#### Data shown:
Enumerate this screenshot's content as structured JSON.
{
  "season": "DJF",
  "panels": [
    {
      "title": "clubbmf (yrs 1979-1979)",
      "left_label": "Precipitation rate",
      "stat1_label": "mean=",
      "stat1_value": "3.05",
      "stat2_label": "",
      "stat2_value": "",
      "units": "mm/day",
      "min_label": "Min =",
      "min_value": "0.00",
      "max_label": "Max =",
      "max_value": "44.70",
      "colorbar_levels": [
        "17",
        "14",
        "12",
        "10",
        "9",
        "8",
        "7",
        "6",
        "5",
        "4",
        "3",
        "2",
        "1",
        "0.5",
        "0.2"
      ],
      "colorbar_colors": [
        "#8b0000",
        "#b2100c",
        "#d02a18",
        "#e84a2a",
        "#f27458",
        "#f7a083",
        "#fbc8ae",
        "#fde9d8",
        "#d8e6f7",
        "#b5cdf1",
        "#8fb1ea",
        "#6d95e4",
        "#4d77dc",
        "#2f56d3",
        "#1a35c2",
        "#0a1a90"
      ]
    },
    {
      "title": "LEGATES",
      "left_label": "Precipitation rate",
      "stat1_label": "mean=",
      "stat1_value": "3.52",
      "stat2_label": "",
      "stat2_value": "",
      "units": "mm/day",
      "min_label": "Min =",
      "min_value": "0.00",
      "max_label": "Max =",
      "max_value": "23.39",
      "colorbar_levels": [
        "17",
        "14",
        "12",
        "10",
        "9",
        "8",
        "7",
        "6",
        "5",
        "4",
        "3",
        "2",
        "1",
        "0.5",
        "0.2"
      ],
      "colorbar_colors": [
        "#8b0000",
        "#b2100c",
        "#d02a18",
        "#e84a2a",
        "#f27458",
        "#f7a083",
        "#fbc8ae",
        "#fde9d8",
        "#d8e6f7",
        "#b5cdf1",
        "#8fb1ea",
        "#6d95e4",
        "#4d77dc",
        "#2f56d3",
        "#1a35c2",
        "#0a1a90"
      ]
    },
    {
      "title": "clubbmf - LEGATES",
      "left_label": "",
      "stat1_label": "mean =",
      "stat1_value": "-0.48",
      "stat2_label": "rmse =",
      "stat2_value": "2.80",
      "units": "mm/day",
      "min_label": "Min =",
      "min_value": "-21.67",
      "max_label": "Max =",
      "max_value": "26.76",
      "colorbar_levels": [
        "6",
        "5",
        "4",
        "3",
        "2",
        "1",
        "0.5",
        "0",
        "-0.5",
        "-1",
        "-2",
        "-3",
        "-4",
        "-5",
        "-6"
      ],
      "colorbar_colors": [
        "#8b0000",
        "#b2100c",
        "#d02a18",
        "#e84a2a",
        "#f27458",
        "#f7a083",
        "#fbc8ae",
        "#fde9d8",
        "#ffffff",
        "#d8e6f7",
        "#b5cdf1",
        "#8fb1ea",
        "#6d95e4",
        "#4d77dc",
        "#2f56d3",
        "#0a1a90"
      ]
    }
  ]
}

#### Instruction:
Transcribe each entry precisely, missing none.

#### Result of this exercise:
Enumerate this screenshot's content as structured JSON.
{
  "season": "DJF",
  "panels": [
    {
      "title": "clubbmf (yrs 1979-1979)",
      "left_label": "Precipitation rate",
      "stat1_label": "mean=",
      "stat1_value": "3.05",
      "stat2_label": "",
      "stat2_value": "",
      "units": "mm/day",
      "min_label": "Min =",
      "min_value": "0.00",
      "max_label": "Max =",
      "max_value": "44.70",
      "colorbar_levels": [
        "17",
        "14",
        "12",
        "10",
        "9",
        "8",
        "7",
        "6",
        "5",
        "4",
        "3",
        "2",
        "1",
        "0.5",
        "0.2"
      ],
      "colorbar_colors": [
        "#8b0000",
        "#b2100c",
        "#d02a18",
        "#e84a2a",
        "#f27458",
        "#f7a083",
        "#fbc8ae",
        "#fde9d8",
        "#d8e6f7",
        "#b5cdf1",
        "#8fb1ea",
        "#6d95e4",
        "#4d77dc",
        "#2f56d3",
        "#1a35c2",
        "#0a1a90"
      ]
    },
    {
      "title": "LEGATES",
      "left_label": "Precipitation rate",
      "stat1_label": "mean=",
      "stat1_value": "3.52",
      "stat2_label": "",
      "stat2_value": "",
      "units": "mm/day",
      "min_label": "Min =",
      "min_value": "0.00",
      "max_label": "Max =",
      "max_value": "23.39",
      "colorbar_levels": [
        "17",
        "14",
        "12",
        "10",
        "9",
        "8",
        "7",
        "6",
        "5",
        "4",
        "3",
        "2",
        "1",
        "0.5",
        "0.2"
      ],
      "colorbar_colors": [
        "#8b0000",
        "#b2100c",
        "#d02a18",
        "#e84a2a",
        "#f27458",
        "#f7a083",
        "#fbc8ae",
        "#fde9d8",
        "#d8e6f7",
        "#b5cdf1",
        "#8fb1ea",
        "#6d95e4",
        "#4d77dc",
        "#2f56d3",
        "#1a35c2",
        "#0a1a90"
      ]
    },
    {
      "title": "clubbmf - LEGATES",
      "left_label": "",
      "stat1_label": "mean =",
      "stat1_value": "-0.48",
      "stat2_label": "rmse =",
      "stat2_value": "2.80",
      "units": "mm/day",
      "min_label": "Min =",
      "min_value": "-21.67",
      "max_label": "Max =",
      "max_value": "26.76",
      "colorbar_levels": [
        "6",
        "5",
        "4",
        "3",
        "2",
        "1",
        "0.5",
        "0",
        "-0.5",
        "-1",
        "-2",
        "-3",
        "-4",
        "-5",
        "-6"
      ],
      "colorbar_colors": [
        "#8b0000",
        "#b2100c",
        "#d02a18",
        "#e84a2a",
        "#f27458",
        "#f7a083",
        "#fbc8ae",
        "#fde9d8",
        "#ffffff",
        "#d8e6f7",
        "#b5cdf1",
        "#8fb1ea",
        "#6d95e4",
        "#4d77dc",
        "#2f56d3",
        "#0a1a90"
      ]
    }
  ]
}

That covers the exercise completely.